▸ Instruction
Each line below that contains "keywords" counts once; report the total and nothing more.

▸ Provided data

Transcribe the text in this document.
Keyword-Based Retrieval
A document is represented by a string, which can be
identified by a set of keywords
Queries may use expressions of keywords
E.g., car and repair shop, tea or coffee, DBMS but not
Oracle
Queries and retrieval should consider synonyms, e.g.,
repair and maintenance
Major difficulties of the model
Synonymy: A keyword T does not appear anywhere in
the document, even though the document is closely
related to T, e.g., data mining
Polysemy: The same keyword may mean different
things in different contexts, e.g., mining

▸ Output for this task
2